• Required task: Will you write out the data exactly, excluding every picture?

Data excerpts:
[START]

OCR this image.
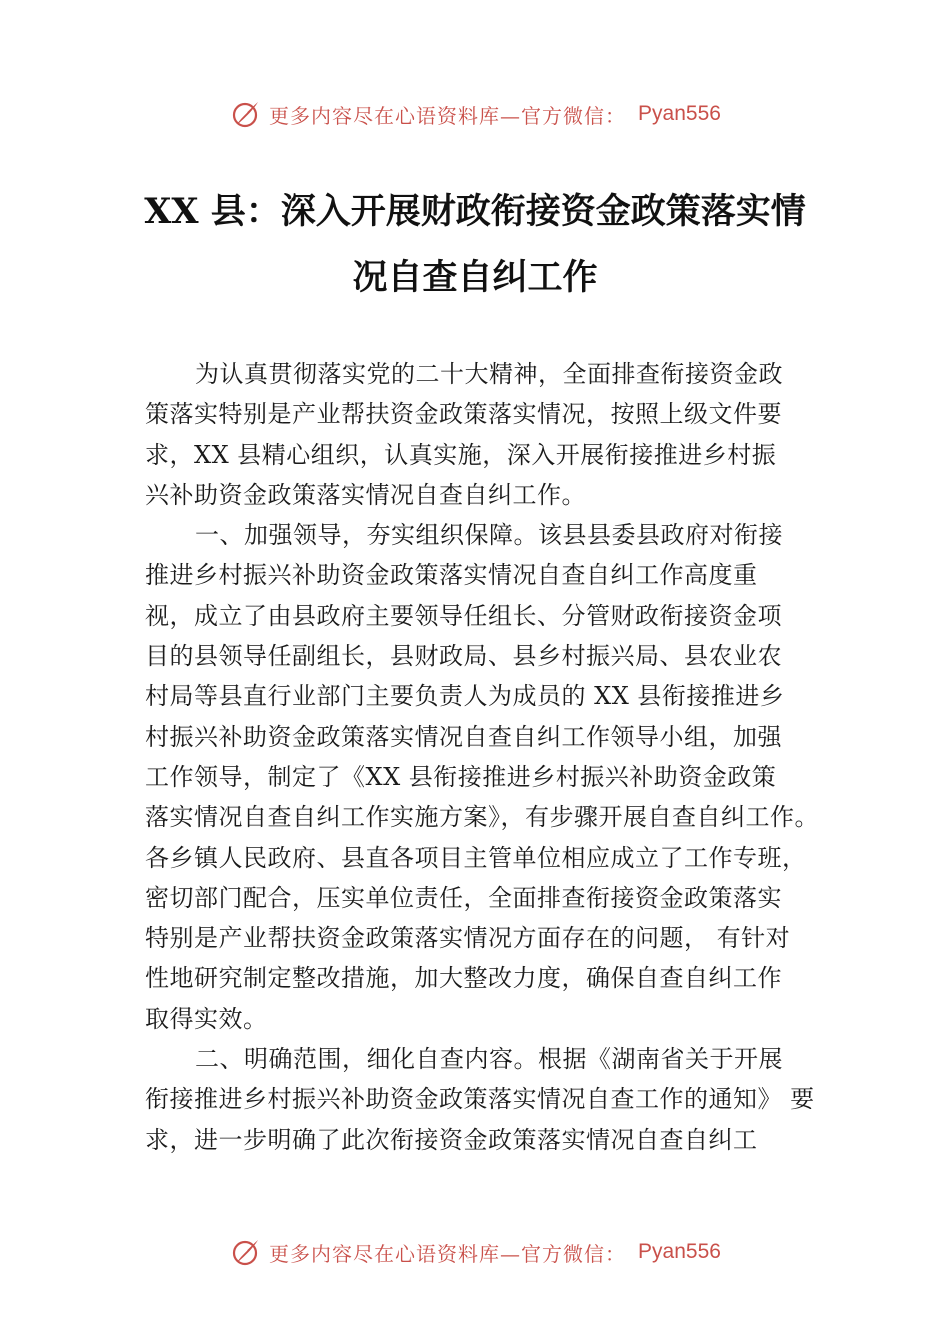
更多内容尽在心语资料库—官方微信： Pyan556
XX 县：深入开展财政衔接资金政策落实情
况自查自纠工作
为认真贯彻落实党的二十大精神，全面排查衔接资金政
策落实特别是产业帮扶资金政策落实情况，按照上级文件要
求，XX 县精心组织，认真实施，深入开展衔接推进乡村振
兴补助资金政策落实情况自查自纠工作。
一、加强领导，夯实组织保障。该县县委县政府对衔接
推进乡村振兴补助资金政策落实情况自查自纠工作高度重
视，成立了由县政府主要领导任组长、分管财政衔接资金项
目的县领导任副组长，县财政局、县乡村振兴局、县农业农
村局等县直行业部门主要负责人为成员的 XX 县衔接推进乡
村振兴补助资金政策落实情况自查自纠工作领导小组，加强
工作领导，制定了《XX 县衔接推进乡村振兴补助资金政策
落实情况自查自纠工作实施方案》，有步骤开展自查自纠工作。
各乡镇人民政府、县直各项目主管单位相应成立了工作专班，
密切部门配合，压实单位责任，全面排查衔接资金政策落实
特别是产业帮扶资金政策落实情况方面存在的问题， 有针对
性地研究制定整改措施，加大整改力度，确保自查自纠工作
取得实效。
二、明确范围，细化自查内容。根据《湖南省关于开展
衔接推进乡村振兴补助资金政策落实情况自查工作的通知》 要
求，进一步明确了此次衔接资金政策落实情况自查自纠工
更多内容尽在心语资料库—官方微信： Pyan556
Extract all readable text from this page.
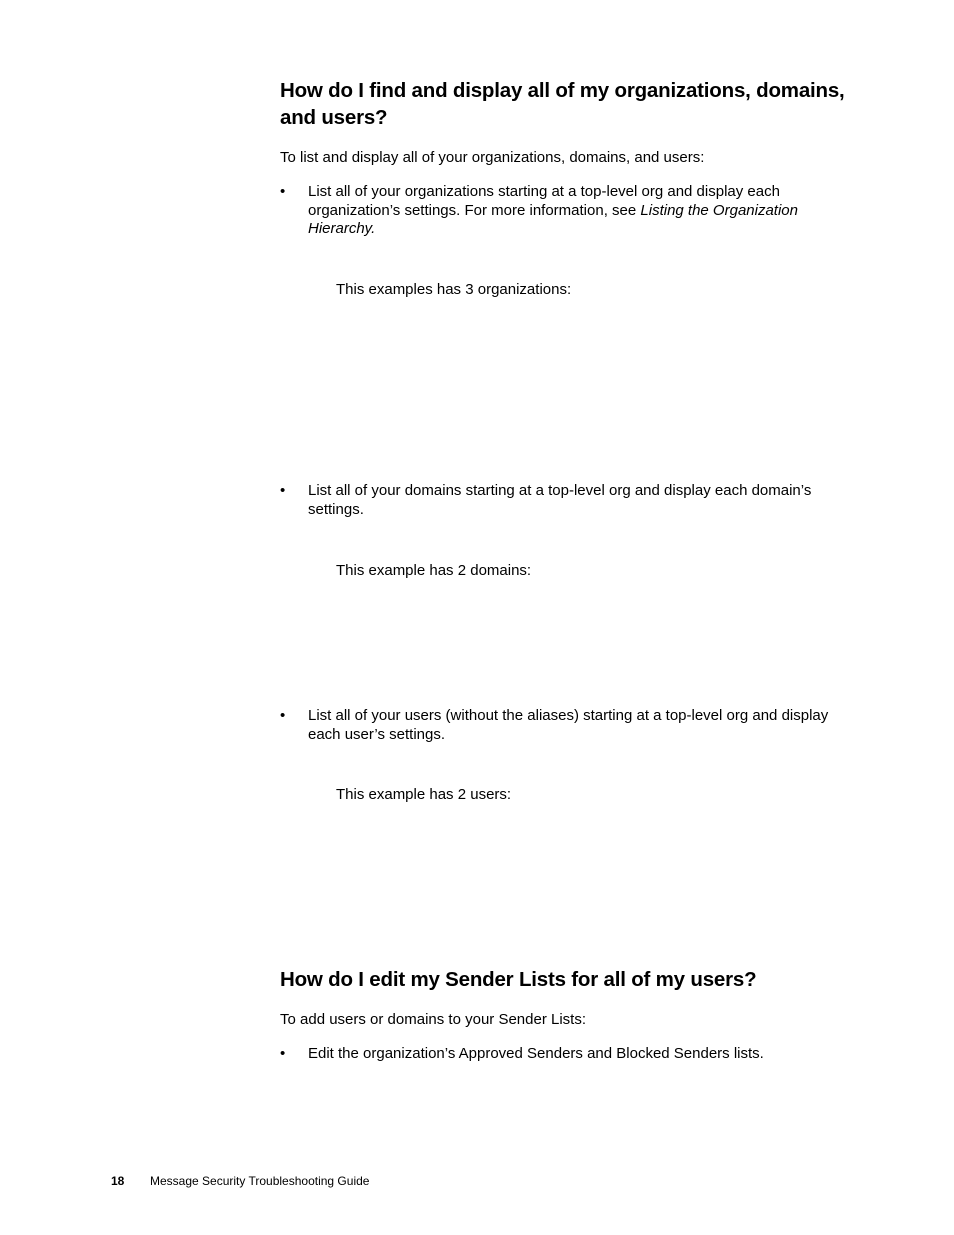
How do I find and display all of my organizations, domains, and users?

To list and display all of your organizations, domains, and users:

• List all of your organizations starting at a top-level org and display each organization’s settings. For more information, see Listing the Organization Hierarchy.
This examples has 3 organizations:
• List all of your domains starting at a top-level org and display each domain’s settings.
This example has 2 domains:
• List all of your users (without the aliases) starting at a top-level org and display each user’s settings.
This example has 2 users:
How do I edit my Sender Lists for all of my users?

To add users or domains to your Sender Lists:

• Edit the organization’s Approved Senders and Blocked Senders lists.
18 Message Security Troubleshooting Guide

[END]

• Final result:
OCR this image.
更多内容尽在心语资料库—官方微信： Pyan556
XX 县：深入开展财政衔接资金政策落实情
况自查自纠工作
为认真贯彻落实党的二十大精神，全面排查衔接资金政
策落实特别是产业帮扶资金政策落实情况，按照上级文件要
求，XX 县精心组织，认真实施，深入开展衔接推进乡村振
兴补助资金政策落实情况自查自纠工作。
一、加强领导，夯实组织保障。该县县委县政府对衔接
推进乡村振兴补助资金政策落实情况自查自纠工作高度重
视，成立了由县政府主要领导任组长、分管财政衔接资金项
目的县领导任副组长，县财政局、县乡村振兴局、县农业农
村局等县直行业部门主要负责人为成员的 XX 县衔接推进乡
村振兴补助资金政策落实情况自查自纠工作领导小组，加强
工作领导，制定了《XX 县衔接推进乡村振兴补助资金政策
落实情况自查自纠工作实施方案》，有步骤开展自查自纠工作。
各乡镇人民政府、县直各项目主管单位相应成立了工作专班，
密切部门配合，压实单位责任，全面排查衔接资金政策落实
特别是产业帮扶资金政策落实情况方面存在的问题， 有针对
性地研究制定整改措施，加大整改力度，确保自查自纠工作
取得实效。
二、明确范围，细化自查内容。根据《湖南省关于开展
衔接推进乡村振兴补助资金政策落实情况自查工作的通知》 要
求，进一步明确了此次衔接资金政策落实情况自查自纠工
更多内容尽在心语资料库—官方微信： Pyan556
Extract all readable text from this page.
How do I find and display all of my organizations, domains, and users?

To list and display all of your organizations, domains, and users:

• List all of your organizations starting at a top-level org and display each organization’s settings. For more information, see Listing the Organization Hierarchy.
This examples has 3 organizations:
• List all of your domains starting at a top-level org and display each domain’s settings.
This example has 2 domains:
• List all of your users (without the aliases) starting at a top-level org and display each user’s settings.
This example has 2 users:
How do I edit my Sender Lists for all of my users?

To add users or domains to your Sender Lists:

• Edit the organization’s Approved Senders and Blocked Senders lists.
18 Message Security Troubleshooting Guide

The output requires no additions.